### [Exercise description]
All of the records listed below should be retyped exactly.
########
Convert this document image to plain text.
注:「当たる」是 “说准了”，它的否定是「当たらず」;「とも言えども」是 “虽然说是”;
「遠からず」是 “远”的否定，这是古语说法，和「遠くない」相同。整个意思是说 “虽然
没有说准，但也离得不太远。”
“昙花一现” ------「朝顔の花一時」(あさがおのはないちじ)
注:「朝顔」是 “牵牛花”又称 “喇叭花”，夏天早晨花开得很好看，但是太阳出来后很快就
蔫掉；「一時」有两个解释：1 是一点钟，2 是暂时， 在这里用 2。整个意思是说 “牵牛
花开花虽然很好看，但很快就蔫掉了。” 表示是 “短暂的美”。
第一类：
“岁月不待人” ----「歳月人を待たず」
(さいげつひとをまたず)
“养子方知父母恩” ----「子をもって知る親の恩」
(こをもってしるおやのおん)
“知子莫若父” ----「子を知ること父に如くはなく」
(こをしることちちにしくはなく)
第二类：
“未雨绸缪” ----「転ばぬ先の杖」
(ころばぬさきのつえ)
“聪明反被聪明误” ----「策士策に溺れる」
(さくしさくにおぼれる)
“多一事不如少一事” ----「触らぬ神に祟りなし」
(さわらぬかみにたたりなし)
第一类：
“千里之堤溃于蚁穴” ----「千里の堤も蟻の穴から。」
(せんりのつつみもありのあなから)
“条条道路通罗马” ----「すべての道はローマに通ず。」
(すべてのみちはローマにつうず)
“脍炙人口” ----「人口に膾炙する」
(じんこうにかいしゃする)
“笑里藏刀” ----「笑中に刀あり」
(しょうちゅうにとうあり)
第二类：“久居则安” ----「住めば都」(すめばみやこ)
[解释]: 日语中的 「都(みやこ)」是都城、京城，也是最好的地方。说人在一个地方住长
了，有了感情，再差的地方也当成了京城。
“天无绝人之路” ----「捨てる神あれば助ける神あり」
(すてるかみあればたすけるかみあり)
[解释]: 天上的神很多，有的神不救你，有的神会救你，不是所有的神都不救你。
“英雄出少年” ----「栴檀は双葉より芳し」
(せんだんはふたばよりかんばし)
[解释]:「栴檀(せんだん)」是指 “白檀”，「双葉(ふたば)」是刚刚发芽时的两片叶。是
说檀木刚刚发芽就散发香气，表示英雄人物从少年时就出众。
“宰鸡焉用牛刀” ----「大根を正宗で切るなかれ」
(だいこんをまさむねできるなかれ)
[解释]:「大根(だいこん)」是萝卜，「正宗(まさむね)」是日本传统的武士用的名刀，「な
########
### [Right answer]
Convert this document image to plain text.
注:「当たる」是 “说准了”，它的否定是「当たらず」;「とも言えども」是 “虽然说是”;
「遠からず」是 “远”的否定，这是古语说法，和「遠くない」相同。整个意思是说 “虽然
没有说准，但也离得不太远。”
“昙花一现” ------「朝顔の花一時」(あさがおのはないちじ)
注:「朝顔」是 “牵牛花”又称 “喇叭花”，夏天早晨花开得很好看，但是太阳出来后很快就
蔫掉；「一時」有两个解释：1 是一点钟，2 是暂时， 在这里用 2。整个意思是说 “牵牛
花开花虽然很好看，但很快就蔫掉了。” 表示是 “短暂的美”。
第一类：
“岁月不待人” ----「歳月人を待たず」
(さいげつひとをまたず)
“养子方知父母恩” ----「子をもって知る親の恩」
(こをもってしるおやのおん)
“知子莫若父” ----「子を知ること父に如くはなく」
(こをしることちちにしくはなく)
第二类：
“未雨绸缪” ----「転ばぬ先の杖」
(ころばぬさきのつえ)
“聪明反被聪明误” ----「策士策に溺れる」
(さくしさくにおぼれる)
“多一事不如少一事” ----「触らぬ神に祟りなし」
(さわらぬかみにたたりなし)
第一类：
“千里之堤溃于蚁穴” ----「千里の堤も蟻の穴から。」
(せんりのつつみもありのあなから)
“条条道路通罗马” ----「すべての道はローマに通ず。」
(すべてのみちはローマにつうず)
“脍炙人口” ----「人口に膾炙する」
(じんこうにかいしゃする)
“笑里藏刀” ----「笑中に刀あり」
(しょうちゅうにとうあり)
第二类：“久居则安” ----「住めば都」(すめばみやこ)
[解释]: 日语中的 「都(みやこ)」是都城、京城，也是最好的地方。说人在一个地方住长
了，有了感情，再差的地方也当成了京城。
“天无绝人之路” ----「捨てる神あれば助ける神あり」
(すてるかみあればたすけるかみあり)
[解释]: 天上的神很多，有的神不救你，有的神会救你，不是所有的神都不救你。
“英雄出少年” ----「栴檀は双葉より芳し」
(せんだんはふたばよりかんばし)
[解释]:「栴檀(せんだん)」是指 “白檀”，「双葉(ふたば)」是刚刚发芽时的两片叶。是
说檀木刚刚发芽就散发香气，表示英雄人物从少年时就出众。
“宰鸡焉用牛刀” ----「大根を正宗で切るなかれ」
(だいこんをまさむねできるなかれ)
[解释]:「大根(だいこん)」是萝卜，「正宗(まさむね)」是日本传统的武士用的名刀，「な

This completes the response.